Return the lines below that carry the word "http".

Stored items from a collection:
◆ ◆ ◆ ◆ ◆ ◆ ◆
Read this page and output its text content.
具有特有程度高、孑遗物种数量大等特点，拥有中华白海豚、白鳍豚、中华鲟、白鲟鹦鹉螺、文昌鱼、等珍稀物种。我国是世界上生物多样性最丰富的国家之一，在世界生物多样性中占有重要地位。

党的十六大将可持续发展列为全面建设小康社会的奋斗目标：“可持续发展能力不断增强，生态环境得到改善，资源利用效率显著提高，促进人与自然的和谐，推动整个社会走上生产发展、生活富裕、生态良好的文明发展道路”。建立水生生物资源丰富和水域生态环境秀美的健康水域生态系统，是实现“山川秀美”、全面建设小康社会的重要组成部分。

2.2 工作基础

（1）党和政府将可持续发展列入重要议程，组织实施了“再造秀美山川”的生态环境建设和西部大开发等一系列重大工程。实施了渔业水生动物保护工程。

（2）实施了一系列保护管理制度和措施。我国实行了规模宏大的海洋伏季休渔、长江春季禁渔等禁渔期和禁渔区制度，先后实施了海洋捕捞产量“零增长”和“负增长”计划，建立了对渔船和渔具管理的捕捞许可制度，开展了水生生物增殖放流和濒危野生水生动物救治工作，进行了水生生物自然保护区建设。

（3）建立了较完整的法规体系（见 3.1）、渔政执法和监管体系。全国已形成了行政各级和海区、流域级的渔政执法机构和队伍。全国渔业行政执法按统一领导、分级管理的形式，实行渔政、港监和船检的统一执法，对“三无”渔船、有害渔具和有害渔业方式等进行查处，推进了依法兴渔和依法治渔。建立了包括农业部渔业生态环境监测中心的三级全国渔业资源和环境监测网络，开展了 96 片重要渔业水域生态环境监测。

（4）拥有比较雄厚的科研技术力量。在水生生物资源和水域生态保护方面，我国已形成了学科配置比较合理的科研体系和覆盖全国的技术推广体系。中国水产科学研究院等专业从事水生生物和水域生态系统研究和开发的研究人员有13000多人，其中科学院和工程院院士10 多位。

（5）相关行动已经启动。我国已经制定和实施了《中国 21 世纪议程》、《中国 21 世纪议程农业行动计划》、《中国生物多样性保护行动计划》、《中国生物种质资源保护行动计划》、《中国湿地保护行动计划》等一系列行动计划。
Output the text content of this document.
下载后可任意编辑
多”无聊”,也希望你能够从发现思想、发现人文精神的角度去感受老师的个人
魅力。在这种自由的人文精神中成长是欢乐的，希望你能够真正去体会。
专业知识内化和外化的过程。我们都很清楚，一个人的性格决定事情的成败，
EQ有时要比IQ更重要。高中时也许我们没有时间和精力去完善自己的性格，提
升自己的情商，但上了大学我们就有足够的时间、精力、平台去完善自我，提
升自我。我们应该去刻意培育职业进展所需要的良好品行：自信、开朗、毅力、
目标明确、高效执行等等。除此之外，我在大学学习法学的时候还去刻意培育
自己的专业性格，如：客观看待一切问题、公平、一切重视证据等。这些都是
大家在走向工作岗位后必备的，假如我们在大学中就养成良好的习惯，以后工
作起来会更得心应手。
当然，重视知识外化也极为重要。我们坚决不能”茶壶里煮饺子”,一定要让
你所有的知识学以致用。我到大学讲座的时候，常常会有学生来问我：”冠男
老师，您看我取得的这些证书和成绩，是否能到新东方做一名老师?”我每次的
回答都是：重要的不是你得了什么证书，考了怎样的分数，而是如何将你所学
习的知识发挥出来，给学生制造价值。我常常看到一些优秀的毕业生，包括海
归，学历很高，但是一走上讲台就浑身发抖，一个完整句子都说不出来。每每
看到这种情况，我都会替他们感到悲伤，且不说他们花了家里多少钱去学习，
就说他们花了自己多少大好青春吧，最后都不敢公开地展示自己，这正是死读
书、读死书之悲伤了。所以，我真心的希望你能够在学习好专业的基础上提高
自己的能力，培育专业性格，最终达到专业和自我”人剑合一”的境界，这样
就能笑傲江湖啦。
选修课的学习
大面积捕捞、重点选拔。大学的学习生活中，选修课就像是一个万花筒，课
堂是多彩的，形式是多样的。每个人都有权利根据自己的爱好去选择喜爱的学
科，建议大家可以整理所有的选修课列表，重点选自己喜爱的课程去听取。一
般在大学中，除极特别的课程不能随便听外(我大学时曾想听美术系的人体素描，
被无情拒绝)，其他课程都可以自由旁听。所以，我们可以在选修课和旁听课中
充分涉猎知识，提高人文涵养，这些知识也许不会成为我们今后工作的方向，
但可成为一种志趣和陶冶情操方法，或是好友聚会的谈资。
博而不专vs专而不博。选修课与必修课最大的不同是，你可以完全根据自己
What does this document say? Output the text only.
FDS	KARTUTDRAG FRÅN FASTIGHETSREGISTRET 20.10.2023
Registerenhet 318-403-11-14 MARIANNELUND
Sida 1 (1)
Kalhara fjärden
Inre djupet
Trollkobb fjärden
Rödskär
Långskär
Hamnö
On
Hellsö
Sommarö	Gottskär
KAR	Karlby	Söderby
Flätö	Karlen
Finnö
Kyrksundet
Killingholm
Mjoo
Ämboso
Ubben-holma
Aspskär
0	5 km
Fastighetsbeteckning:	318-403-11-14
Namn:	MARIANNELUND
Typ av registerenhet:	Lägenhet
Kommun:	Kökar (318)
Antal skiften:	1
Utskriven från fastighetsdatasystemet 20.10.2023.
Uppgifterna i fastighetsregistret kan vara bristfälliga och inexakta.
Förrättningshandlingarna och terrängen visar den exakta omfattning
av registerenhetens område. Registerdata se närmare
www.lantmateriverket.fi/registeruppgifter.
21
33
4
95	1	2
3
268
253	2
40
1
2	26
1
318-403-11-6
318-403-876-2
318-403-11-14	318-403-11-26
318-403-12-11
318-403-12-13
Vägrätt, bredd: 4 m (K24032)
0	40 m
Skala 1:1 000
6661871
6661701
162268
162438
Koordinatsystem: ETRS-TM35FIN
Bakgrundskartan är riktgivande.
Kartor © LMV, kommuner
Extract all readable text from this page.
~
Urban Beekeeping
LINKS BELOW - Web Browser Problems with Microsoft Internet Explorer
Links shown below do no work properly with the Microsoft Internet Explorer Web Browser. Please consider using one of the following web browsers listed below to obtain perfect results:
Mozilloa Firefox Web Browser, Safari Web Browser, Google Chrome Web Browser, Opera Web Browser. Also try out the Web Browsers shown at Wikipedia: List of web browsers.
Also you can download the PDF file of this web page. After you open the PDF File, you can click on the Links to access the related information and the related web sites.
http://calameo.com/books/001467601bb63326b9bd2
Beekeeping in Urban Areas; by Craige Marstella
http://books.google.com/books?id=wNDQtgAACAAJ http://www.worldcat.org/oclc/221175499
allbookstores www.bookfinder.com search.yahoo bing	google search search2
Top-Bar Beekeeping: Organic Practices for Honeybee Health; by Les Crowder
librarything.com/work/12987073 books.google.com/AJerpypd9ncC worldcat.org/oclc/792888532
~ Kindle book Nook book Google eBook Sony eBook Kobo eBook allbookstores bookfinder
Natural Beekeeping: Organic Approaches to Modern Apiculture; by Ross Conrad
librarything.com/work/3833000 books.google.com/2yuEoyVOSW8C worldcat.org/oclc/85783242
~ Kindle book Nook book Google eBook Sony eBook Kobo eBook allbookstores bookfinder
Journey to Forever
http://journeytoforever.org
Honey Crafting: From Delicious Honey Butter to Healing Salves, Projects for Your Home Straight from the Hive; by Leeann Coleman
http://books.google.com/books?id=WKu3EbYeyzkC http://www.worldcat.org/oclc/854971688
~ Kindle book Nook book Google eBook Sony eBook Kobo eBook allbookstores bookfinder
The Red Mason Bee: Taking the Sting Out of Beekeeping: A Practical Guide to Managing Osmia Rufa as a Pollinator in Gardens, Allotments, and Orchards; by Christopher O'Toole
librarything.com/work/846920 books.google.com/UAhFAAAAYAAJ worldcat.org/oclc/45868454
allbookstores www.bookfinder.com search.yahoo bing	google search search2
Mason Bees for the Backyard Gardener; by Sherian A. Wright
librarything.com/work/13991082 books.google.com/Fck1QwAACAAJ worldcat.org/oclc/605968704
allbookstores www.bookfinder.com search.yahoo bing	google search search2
◆ ◆ ◆ ◆ ◆ ◆ ◆
WRITTEN RESPONSE =
http://calameo.com/books/001467601bb63326b9bd2
http://books.google.com/books?id=wNDQtgAACAAJ http://www.worldcat.org/oclc/221175499
http://journeytoforever.org
http://books.google.com/books?id=WKu3EbYeyzkC http://www.worldcat.org/oclc/854971688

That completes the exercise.